* _TASK GOAL_:
Repeat the lines below exactly as they appear, but leave out the images.

* _MATERIAL PROVIDED_:
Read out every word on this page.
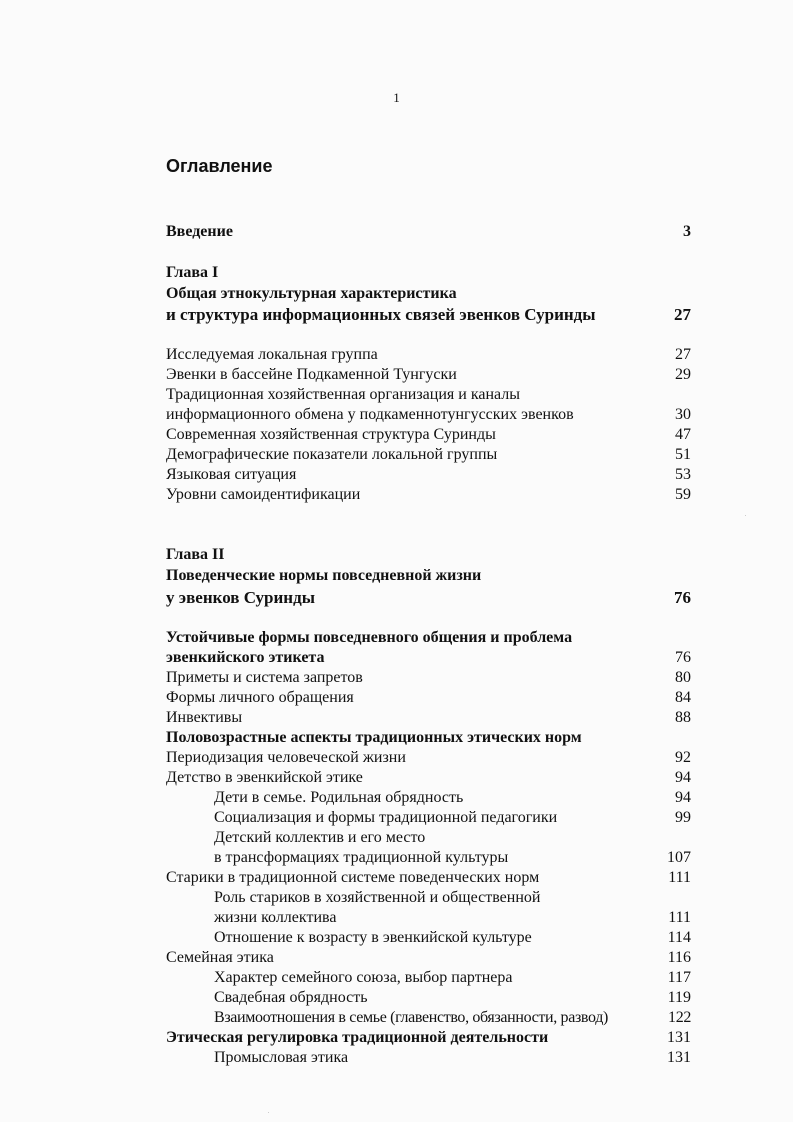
1
Оглавление
Введение	3
Глава I
Общая этнокультурная характеристика
и структура информационных связей эвенков Суринды	27
Исследуемая локальная группа	27
Эвенки в бассейне Подкаменной Тунгуски	29
Традиционная хозяйственная организация и каналы
информационного обмена у подкаменнотунгусских эвенков	30
Современная хозяйственная структура Суринды	47
Демографические показатели локальной группы	51
Языковая ситуация	53
Уровни самоидентификации	59
Глава II
Поведенческие нормы повседневной жизни
у эвенков Суринды	76
Устойчивые формы повседневного общения и проблема
эвенкийского этикета	76
Приметы и система запретов	80
Формы личного обращения	84
Инвективы	88
Половозрастные аспекты традиционных этических норм
Периодизация человеческой жизни	92
Детство в эвенкийской этике	94
Дети в семье. Родильная обрядность	94
Социализация и формы традиционной педагогики	99
Детский коллектив и его место
в трансформациях традиционной культуры	107
Старики в традиционной системе поведенческих норм	111
Роль стариков в хозяйственной и общественной
жизни коллектива	111
Отношение к возрасту в эвенкийской культуре	114
Семейная этика	116
Характер семейного союза, выбор партнера	117
Свадебная обрядность	119
Взаимоотношения в семье (главенство, обязанности, развод)	122
Этическая регулировка традиционной деятельности	131
Промысловая этика	131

* _WORKED ANSWER_:
Read out every word on this page.
1
Оглавление
Введение	3
Глава I
Общая этнокультурная характеристика
и структура информационных связей эвенков Суринды	27
Исследуемая локальная группа	27
Эвенки в бассейне Подкаменной Тунгуски	29
Традиционная хозяйственная организация и каналы
информационного обмена у подкаменнотунгусских эвенков	30
Современная хозяйственная структура Суринды	47
Демографические показатели локальной группы	51
Языковая ситуация	53
Уровни самоидентификации	59
Глава II
Поведенческие нормы повседневной жизни
у эвенков Суринды	76
Устойчивые формы повседневного общения и проблема
эвенкийского этикета	76
Приметы и система запретов	80
Формы личного обращения	84
Инвективы	88
Половозрастные аспекты традиционных этических норм
Периодизация человеческой жизни	92
Детство в эвенкийской этике	94
Дети в семье. Родильная обрядность	94
Социализация и формы традиционной педагогики	99
Детский коллектив и его место
в трансформациях традиционной культуры	107
Старики в традиционной системе поведенческих норм	111
Роль стариков в хозяйственной и общественной
жизни коллектива	111
Отношение к возрасту в эвенкийской культуре	114
Семейная этика	116
Характер семейного союза, выбор партнера	117
Свадебная обрядность	119
Взаимоотношения в семье (главенство, обязанности, развод)	122
Этическая регулировка традиционной деятельности	131
Промысловая этика	131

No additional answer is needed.